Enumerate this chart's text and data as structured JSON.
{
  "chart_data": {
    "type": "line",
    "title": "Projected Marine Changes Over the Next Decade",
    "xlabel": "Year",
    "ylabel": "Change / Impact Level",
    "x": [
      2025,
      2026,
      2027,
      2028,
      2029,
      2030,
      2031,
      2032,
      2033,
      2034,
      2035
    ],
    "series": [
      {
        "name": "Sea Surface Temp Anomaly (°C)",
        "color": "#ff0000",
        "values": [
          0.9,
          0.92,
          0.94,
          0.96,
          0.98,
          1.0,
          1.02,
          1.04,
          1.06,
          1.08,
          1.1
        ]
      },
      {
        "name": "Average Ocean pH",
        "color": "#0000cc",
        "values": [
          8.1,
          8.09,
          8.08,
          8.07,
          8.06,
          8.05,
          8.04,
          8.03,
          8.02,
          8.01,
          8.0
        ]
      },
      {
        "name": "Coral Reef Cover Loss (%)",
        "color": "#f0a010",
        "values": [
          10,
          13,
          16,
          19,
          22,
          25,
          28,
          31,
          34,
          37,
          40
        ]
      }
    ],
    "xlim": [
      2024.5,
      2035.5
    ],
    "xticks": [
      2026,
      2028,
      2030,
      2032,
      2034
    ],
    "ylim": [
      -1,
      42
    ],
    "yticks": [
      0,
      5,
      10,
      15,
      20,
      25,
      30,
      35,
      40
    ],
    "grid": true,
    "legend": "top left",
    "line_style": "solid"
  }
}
########################################
WORK TO DO - Write out the material from the first line to the last, exactly.

TASK RESPONSE -
Enumerate this chart's text and data as structured JSON.
{
  "chart_data": {
    "type": "line",
    "title": "Projected Marine Changes Over the Next Decade",
    "xlabel": "Year",
    "ylabel": "Change / Impact Level",
    "x": [
      2025,
      2026,
      2027,
      2028,
      2029,
      2030,
      2031,
      2032,
      2033,
      2034,
      2035
    ],
    "series": [
      {
        "name": "Sea Surface Temp Anomaly (°C)",
        "color": "#ff0000",
        "values": [
          0.9,
          0.92,
          0.94,
          0.96,
          0.98,
          1.0,
          1.02,
          1.04,
          1.06,
          1.08,
          1.1
        ]
      },
      {
        "name": "Average Ocean pH",
        "color": "#0000cc",
        "values": [
          8.1,
          8.09,
          8.08,
          8.07,
          8.06,
          8.05,
          8.04,
          8.03,
          8.02,
          8.01,
          8.0
        ]
      },
      {
        "name": "Coral Reef Cover Loss (%)",
        "color": "#f0a010",
        "values": [
          10,
          13,
          16,
          19,
          22,
          25,
          28,
          31,
          34,
          37,
          40
        ]
      }
    ],
    "xlim": [
      2024.5,
      2035.5
    ],
    "xticks": [
      2026,
      2028,
      2030,
      2032,
      2034
    ],
    "ylim": [
      -1,
      42
    ],
    "yticks": [
      0,
      5,
      10,
      15,
      20,
      25,
      30,
      35,
      40
    ],
    "grid": true,
    "legend": "top left",
    "line_style": "solid"
  }
}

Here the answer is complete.